----- SOURCE TEXT -----
Emotion recognition from facial images in an uncontrolled environment (e.g., public places), where it is not always possible to acquire frontal view images, is becoming important nowadays for a secure and safe life, smart living, and a smart society. Towards this goal, a robust FER is essential, where emotion recognition from diverse facial views, especially views from various angles, is possible. Profile views from various angles do not show landmark features of the frontal view, and the traditional feature extraction methods are unable to extract facial expression features from the profile views. Therefore, FER from the high-resolution facial image using the DCNN model is considered as the only option to address such a challenging task. The TL-based approach is considered in the proposed FER system: a pre-trained DCNN is made compatible with FER replacing its upper layers with the dense layer(s) to fine-tune the model with facial emotion data. The pipeline training strategy in fine-tuning is the distinguishable feature of the proposed method: the dense layers are tuned first, followed by tuning other DCNN blocks successively.
----- DATA EXCERPTS -----
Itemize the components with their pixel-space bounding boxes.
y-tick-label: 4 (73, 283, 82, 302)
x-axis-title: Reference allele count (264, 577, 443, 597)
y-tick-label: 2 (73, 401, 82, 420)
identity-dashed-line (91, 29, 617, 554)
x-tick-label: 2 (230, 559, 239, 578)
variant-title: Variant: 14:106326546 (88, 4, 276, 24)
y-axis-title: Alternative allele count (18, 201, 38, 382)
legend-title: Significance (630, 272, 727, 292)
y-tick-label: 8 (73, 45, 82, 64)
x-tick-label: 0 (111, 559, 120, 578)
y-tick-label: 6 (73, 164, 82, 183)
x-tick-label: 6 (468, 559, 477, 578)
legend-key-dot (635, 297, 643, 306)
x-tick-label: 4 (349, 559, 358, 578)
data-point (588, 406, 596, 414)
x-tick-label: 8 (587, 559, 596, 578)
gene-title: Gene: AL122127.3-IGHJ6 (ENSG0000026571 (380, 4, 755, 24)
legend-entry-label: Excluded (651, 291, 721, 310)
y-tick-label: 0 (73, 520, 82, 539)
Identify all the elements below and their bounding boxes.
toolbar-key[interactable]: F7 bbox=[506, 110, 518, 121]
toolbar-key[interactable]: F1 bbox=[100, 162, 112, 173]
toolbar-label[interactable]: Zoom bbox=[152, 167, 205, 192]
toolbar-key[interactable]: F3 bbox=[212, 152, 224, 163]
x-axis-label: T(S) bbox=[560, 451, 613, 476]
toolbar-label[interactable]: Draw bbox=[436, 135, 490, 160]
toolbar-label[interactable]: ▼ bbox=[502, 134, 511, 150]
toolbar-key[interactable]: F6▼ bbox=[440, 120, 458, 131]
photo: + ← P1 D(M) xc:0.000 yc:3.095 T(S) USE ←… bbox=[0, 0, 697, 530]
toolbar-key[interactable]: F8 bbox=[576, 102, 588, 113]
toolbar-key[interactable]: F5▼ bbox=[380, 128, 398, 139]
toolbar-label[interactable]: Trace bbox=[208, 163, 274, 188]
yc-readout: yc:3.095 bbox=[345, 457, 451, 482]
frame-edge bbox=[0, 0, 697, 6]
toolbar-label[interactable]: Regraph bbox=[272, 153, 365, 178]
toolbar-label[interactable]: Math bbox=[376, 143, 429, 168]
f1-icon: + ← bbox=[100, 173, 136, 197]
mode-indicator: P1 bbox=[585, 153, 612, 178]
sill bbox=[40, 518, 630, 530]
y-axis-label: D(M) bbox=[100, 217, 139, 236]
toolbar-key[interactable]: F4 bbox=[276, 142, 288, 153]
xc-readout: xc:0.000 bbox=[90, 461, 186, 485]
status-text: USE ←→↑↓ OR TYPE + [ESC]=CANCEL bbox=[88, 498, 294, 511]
-----
■ HOW TO COMPLETE THIS TASK: Continue the passage on facial emotion recognition from where it stops.

■ WRITTEN REPLY:
The proposed method has shown remarkable performance in evaluation on the benchmark datasets with both frontal and profile views. The JAFFE dataset contains frontal views only, and the KDEF dataset contains profile views taken from four different angles along with frontal views. In the full left/right profile view of KDEF, one side of the face with only one eye and ear is visible; thus, the recognition task becomes complex. We felt that the experiments on the two diverse datasets are adequate for proficiency justification, and the proposed method is expected to perform well on other datasets. However, datasets with low-resolution images or with the highly imbalanced case will need additional preprocessing and appropriate modification in the method, which remains a subject for future study. Furthermore, working with images from the uncontrolled environment or video sequences also remains a future study.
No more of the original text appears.